**The exercise**. Copy everything in the listing below word for word, apart from any images.

## Begin Entries supplied

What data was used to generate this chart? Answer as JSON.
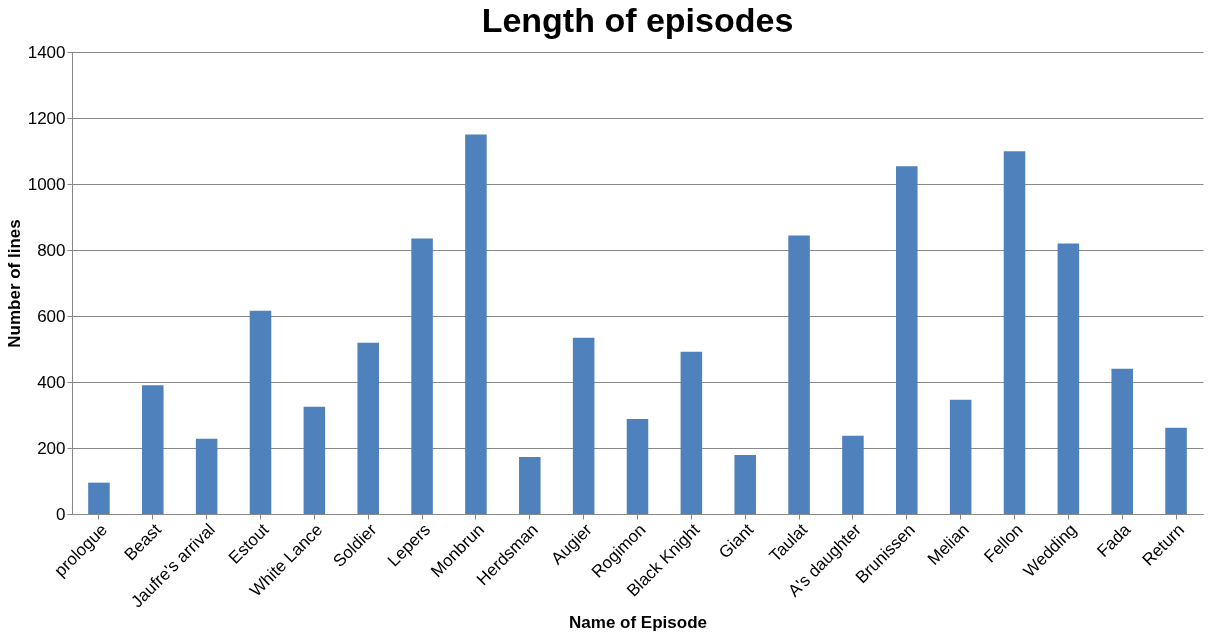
{
  "chart_data": {
    "type": "bar",
    "title": "Length of episodes",
    "xlabel": "Name of Episode",
    "ylabel": "Number of lines",
    "categories": [
      "prologue",
      "Beast",
      "Jaufre's arrival",
      "Estout",
      "White Lance",
      "Soldier",
      "Lepers",
      "Monbrun",
      "Herdsman",
      "Augier",
      "Rogimon",
      "Black Knight",
      "Giant",
      "Taulat",
      "A's daughter",
      "Brunissen",
      "Melian",
      "Fellon",
      "Wedding",
      "Fada",
      "Return"
    ],
    "values": [
      95,
      390,
      228,
      616,
      325,
      519,
      835,
      1150,
      173,
      534,
      288,
      492,
      179,
      844,
      237,
      1054,
      346,
      1099,
      820,
      440,
      261
    ],
    "color": "#4f81bd",
    "ylim": [
      0,
      1400
    ],
    "yticks": [
      0,
      200,
      400,
      600,
      800,
      1000,
      1200,
      1400
    ],
    "grid": "y"
  }
}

## End Entries supplied

**Complete response**.
What data was used to generate this chart? Answer as JSON.
{
  "chart_data": {
    "type": "bar",
    "title": "Length of episodes",
    "xlabel": "Name of Episode",
    "ylabel": "Number of lines",
    "categories": [
      "prologue",
      "Beast",
      "Jaufre's arrival",
      "Estout",
      "White Lance",
      "Soldier",
      "Lepers",
      "Monbrun",
      "Herdsman",
      "Augier",
      "Rogimon",
      "Black Knight",
      "Giant",
      "Taulat",
      "A's daughter",
      "Brunissen",
      "Melian",
      "Fellon",
      "Wedding",
      "Fada",
      "Return"
    ],
    "values": [
      95,
      390,
      228,
      616,
      325,
      519,
      835,
      1150,
      173,
      534,
      288,
      492,
      179,
      844,
      237,
      1054,
      346,
      1099,
      820,
      440,
      261
    ],
    "color": "#4f81bd",
    "ylim": [
      0,
      1400
    ],
    "yticks": [
      0,
      200,
      400,
      600,
      800,
      1000,
      1200,
      1400
    ],
    "grid": "y"
  }
}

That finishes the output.